▶ **PROBLEM TO SOLVE**
Every record below is to be restated verbatim, though its images are not.

▶ **SOURCE MATERIAL**
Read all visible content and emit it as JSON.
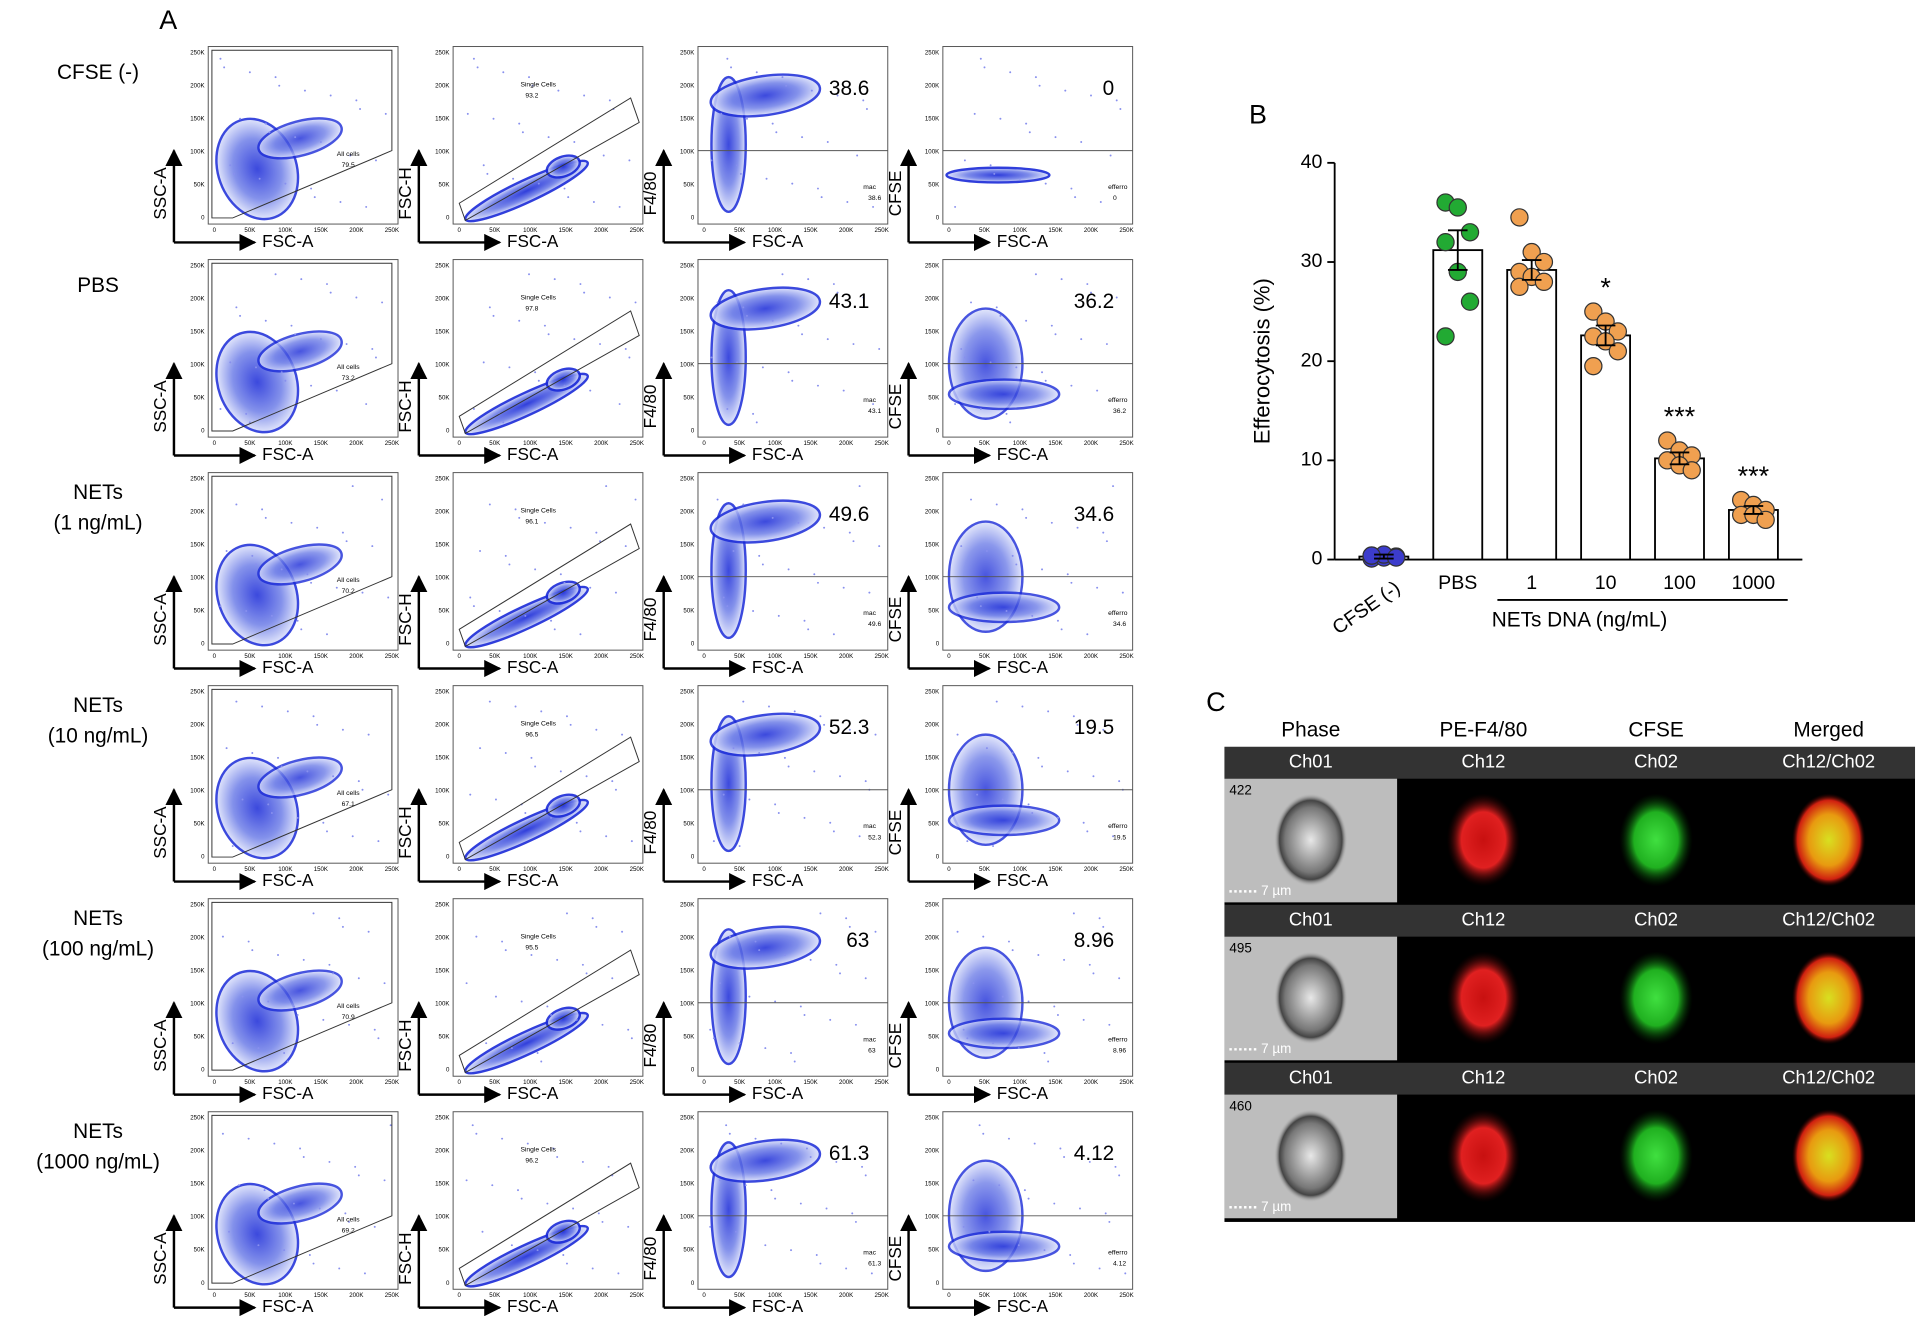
{
  "panel_labels": [
    "A",
    "B",
    "C"
  ],
  "flow_panel": {
    "x_label": "FSC-A",
    "y_labels": [
      "SSC-A",
      "FSC-H",
      "F4/80",
      "CFSE"
    ],
    "axis_ticks": [
      "0",
      "50K",
      "100K",
      "150K",
      "200K",
      "250K"
    ],
    "gate_names": [
      "All cells",
      "Single Cells",
      "mac",
      "efferro"
    ],
    "rows": [
      {
        "label": [
          "CFSE (-)"
        ],
        "values": [
          79.5,
          93.2,
          38.6,
          0
        ]
      },
      {
        "label": [
          "PBS"
        ],
        "values": [
          73.2,
          97.8,
          43.1,
          36.2
        ]
      },
      {
        "label": [
          "NETs",
          "(1 ng/mL)"
        ],
        "values": [
          70.2,
          96.1,
          49.6,
          34.6
        ]
      },
      {
        "label": [
          "NETs",
          "(10 ng/mL)"
        ],
        "values": [
          67.1,
          96.5,
          52.3,
          19.5
        ]
      },
      {
        "label": [
          "NETs",
          "(100 ng/mL)"
        ],
        "values": [
          70.9,
          95.5,
          63,
          8.96
        ]
      },
      {
        "label": [
          "NETs",
          "(1000 ng/mL)"
        ],
        "values": [
          69.2,
          96.2,
          61.3,
          4.12
        ]
      }
    ]
  },
  "chart_data": {
    "type": "bar",
    "y_label": "Efferocytosis (%)",
    "categories": [
      "CFSE (-)",
      "PBS",
      "1",
      "10",
      "100",
      "1000"
    ],
    "values": [
      0.3,
      31.2,
      29.2,
      22.6,
      10.2,
      5.0
    ],
    "errors": [
      0.2,
      2.0,
      1.0,
      1.0,
      0.6,
      0.4
    ],
    "points": [
      [
        0.1,
        0.2,
        0.3,
        0.4,
        0.5,
        0.2,
        0.4
      ],
      [
        36,
        35.5,
        33,
        32,
        29,
        26,
        22.5
      ],
      [
        34.5,
        31,
        30,
        29,
        28.5,
        28,
        27.5
      ],
      [
        25,
        24,
        23,
        22.5,
        22,
        21,
        19.5
      ],
      [
        12,
        11,
        10.5,
        10,
        9.5,
        9
      ],
      [
        6,
        5.5,
        5,
        4.5,
        4.5,
        4
      ]
    ],
    "point_colors": [
      "#3c3ccc",
      "#22aa33",
      "#f0a050",
      "#f0a050",
      "#f0a050",
      "#f0a050"
    ],
    "bar_color": "#ffffff",
    "annotations": [
      null,
      null,
      null,
      "*",
      "***",
      "***"
    ],
    "group_label": "NETs DNA (ng/mL)",
    "ylim": [
      0,
      40
    ],
    "yticks": [
      0,
      10,
      20,
      30,
      40
    ]
  },
  "imaging_panel": {
    "headers": [
      "Phase",
      "PE-F4/80",
      "CFSE",
      "Merged"
    ],
    "scale_label": "7 µm",
    "rows": [
      {
        "id": "422",
        "channels": [
          "Ch01",
          "Ch12",
          "Ch02",
          "Ch12/Ch02"
        ]
      },
      {
        "id": "495",
        "channels": [
          "Ch01",
          "Ch12",
          "Ch02",
          "Ch12/Ch02"
        ]
      },
      {
        "id": "460",
        "channels": [
          "Ch01",
          "Ch12",
          "Ch02",
          "Ch12/Ch02"
        ]
      }
    ]
  }
}
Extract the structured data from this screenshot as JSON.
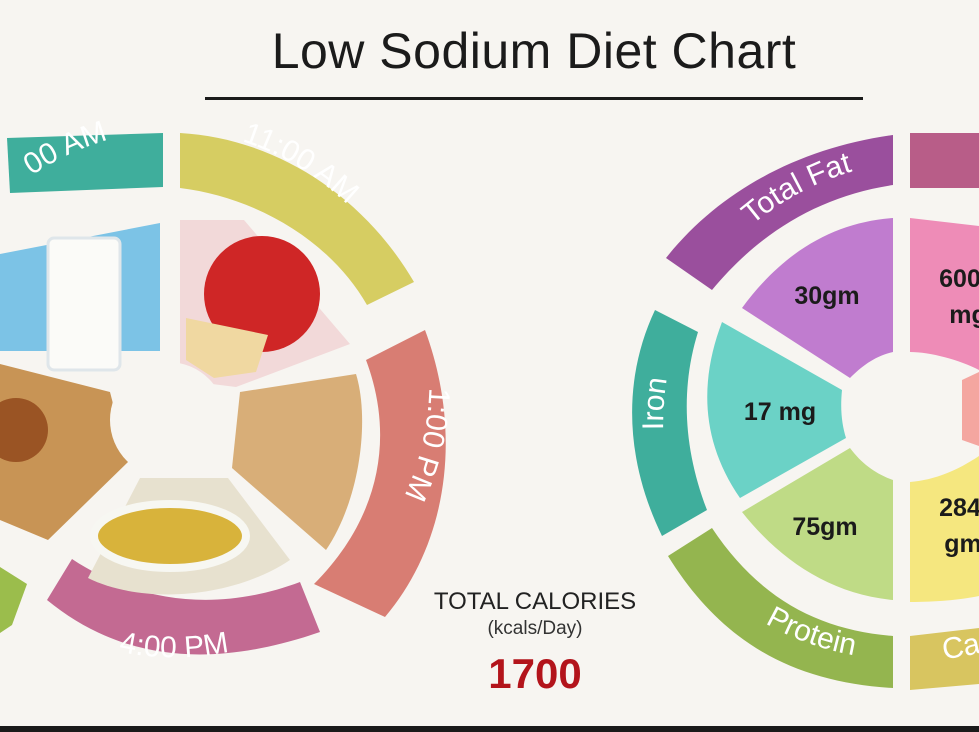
{
  "title": "Low Sodium Diet Chart",
  "meal_clock": {
    "times": [
      {
        "label": "00 AM",
        "color": "#3fae9c"
      },
      {
        "label": "11:00 AM",
        "color": "#d6cd62"
      },
      {
        "label": "1:00 PM",
        "color": "#d87d73"
      },
      {
        "label": "4:00 PM",
        "color": "#c36a92"
      },
      {
        "label": "",
        "color": "#9bbd4c"
      }
    ],
    "foods": [
      {
        "name": "milk",
        "color": "#7cc3e6"
      },
      {
        "name": "apple",
        "color": "#e58a8a"
      },
      {
        "name": "brown-rice",
        "color": "#d8ae78"
      },
      {
        "name": "vegetable-soup",
        "color": "#e7e1cf"
      },
      {
        "name": "chapati-curry",
        "color": "#c89455"
      }
    ]
  },
  "calories": {
    "label": "TOTAL CALORIES",
    "unit": "(kcals/Day)",
    "value": "1700"
  },
  "nutrients": {
    "ring_labels": [
      {
        "label": "Total Fat",
        "color": "#9a4f9d"
      },
      {
        "label": "",
        "color": "#b85d88"
      },
      {
        "label": "Iron",
        "color": "#3fae9c"
      },
      {
        "label": "Protein",
        "color": "#94b54f"
      },
      {
        "label": "Ca",
        "color": "#d8c560"
      }
    ],
    "values": [
      {
        "value": "30gm",
        "color": "#c07ccf"
      },
      {
        "value": "600",
        "value2": "mg",
        "color": "#ee8cb7"
      },
      {
        "value": "17 mg",
        "color": "#6bd2c6"
      },
      {
        "value": "75gm",
        "color": "#bfdb86"
      },
      {
        "value": "284",
        "value2": "gm",
        "color": "#f5e77f"
      }
    ]
  }
}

▶ **TASK RESULT**
Read all visible content and emit it as JSON.
{
  "panel_labels": [
    "A",
    "B",
    "C"
  ],
  "flow_panel": {
    "x_label": "FSC-A",
    "y_labels": [
      "SSC-A",
      "FSC-H",
      "F4/80",
      "CFSE"
    ],
    "axis_ticks": [
      "0",
      "50K",
      "100K",
      "150K",
      "200K",
      "250K"
    ],
    "gate_names": [
      "All cells",
      "Single Cells",
      "mac",
      "efferro"
    ],
    "rows": [
      {
        "label": [
          "CFSE (-)"
        ],
        "values": [
          79.5,
          93.2,
          38.6,
          0
        ]
      },
      {
        "label": [
          "PBS"
        ],
        "values": [
          73.2,
          97.8,
          43.1,
          36.2
        ]
      },
      {
        "label": [
          "NETs",
          "(1 ng/mL)"
        ],
        "values": [
          70.2,
          96.1,
          49.6,
          34.6
        ]
      },
      {
        "label": [
          "NETs",
          "(10 ng/mL)"
        ],
        "values": [
          67.1,
          96.5,
          52.3,
          19.5
        ]
      },
      {
        "label": [
          "NETs",
          "(100 ng/mL)"
        ],
        "values": [
          70.9,
          95.5,
          63,
          8.96
        ]
      },
      {
        "label": [
          "NETs",
          "(1000 ng/mL)"
        ],
        "values": [
          69.2,
          96.2,
          61.3,
          4.12
        ]
      }
    ]
  },
  "chart_data": {
    "type": "bar",
    "y_label": "Efferocytosis (%)",
    "categories": [
      "CFSE (-)",
      "PBS",
      "1",
      "10",
      "100",
      "1000"
    ],
    "values": [
      0.3,
      31.2,
      29.2,
      22.6,
      10.2,
      5.0
    ],
    "errors": [
      0.2,
      2.0,
      1.0,
      1.0,
      0.6,
      0.4
    ],
    "points": [
      [
        0.1,
        0.2,
        0.3,
        0.4,
        0.5,
        0.2,
        0.4
      ],
      [
        36,
        35.5,
        33,
        32,
        29,
        26,
        22.5
      ],
      [
        34.5,
        31,
        30,
        29,
        28.5,
        28,
        27.5
      ],
      [
        25,
        24,
        23,
        22.5,
        22,
        21,
        19.5
      ],
      [
        12,
        11,
        10.5,
        10,
        9.5,
        9
      ],
      [
        6,
        5.5,
        5,
        4.5,
        4.5,
        4
      ]
    ],
    "point_colors": [
      "#3c3ccc",
      "#22aa33",
      "#f0a050",
      "#f0a050",
      "#f0a050",
      "#f0a050"
    ],
    "bar_color": "#ffffff",
    "annotations": [
      null,
      null,
      null,
      "*",
      "***",
      "***"
    ],
    "group_label": "NETs DNA (ng/mL)",
    "ylim": [
      0,
      40
    ],
    "yticks": [
      0,
      10,
      20,
      30,
      40
    ]
  },
  "imaging_panel": {
    "headers": [
      "Phase",
      "PE-F4/80",
      "CFSE",
      "Merged"
    ],
    "scale_label": "7 µm",
    "rows": [
      {
        "id": "422",
        "channels": [
          "Ch01",
          "Ch12",
          "Ch02",
          "Ch12/Ch02"
        ]
      },
      {
        "id": "495",
        "channels": [
          "Ch01",
          "Ch12",
          "Ch02",
          "Ch12/Ch02"
        ]
      },
      {
        "id": "460",
        "channels": [
          "Ch01",
          "Ch12",
          "Ch02",
          "Ch12/Ch02"
        ]
      }
    ]
  }
}
Extract the structured data from this screenshot as JSON.
{
  "title": "Low Sodium Diet Chart",
  "meal_clock": {
    "times": [
      {
        "label": "00 AM",
        "color": "#3fae9c"
      },
      {
        "label": "11:00 AM",
        "color": "#d6cd62"
      },
      {
        "label": "1:00 PM",
        "color": "#d87d73"
      },
      {
        "label": "4:00 PM",
        "color": "#c36a92"
      },
      {
        "label": "",
        "color": "#9bbd4c"
      }
    ],
    "foods": [
      {
        "name": "milk",
        "color": "#7cc3e6"
      },
      {
        "name": "apple",
        "color": "#e58a8a"
      },
      {
        "name": "brown-rice",
        "color": "#d8ae78"
      },
      {
        "name": "vegetable-soup",
        "color": "#e7e1cf"
      },
      {
        "name": "chapati-curry",
        "color": "#c89455"
      }
    ]
  },
  "calories": {
    "label": "TOTAL CALORIES",
    "unit": "(kcals/Day)",
    "value": "1700"
  },
  "nutrients": {
    "ring_labels": [
      {
        "label": "Total Fat",
        "color": "#9a4f9d"
      },
      {
        "label": "",
        "color": "#b85d88"
      },
      {
        "label": "Iron",
        "color": "#3fae9c"
      },
      {
        "label": "Protein",
        "color": "#94b54f"
      },
      {
        "label": "Ca",
        "color": "#d8c560"
      }
    ],
    "values": [
      {
        "value": "30gm",
        "color": "#c07ccf"
      },
      {
        "value": "600",
        "value2": "mg",
        "color": "#ee8cb7"
      },
      {
        "value": "17 mg",
        "color": "#6bd2c6"
      },
      {
        "value": "75gm",
        "color": "#bfdb86"
      },
      {
        "value": "284",
        "value2": "gm",
        "color": "#f5e77f"
      }
    ]
  }
}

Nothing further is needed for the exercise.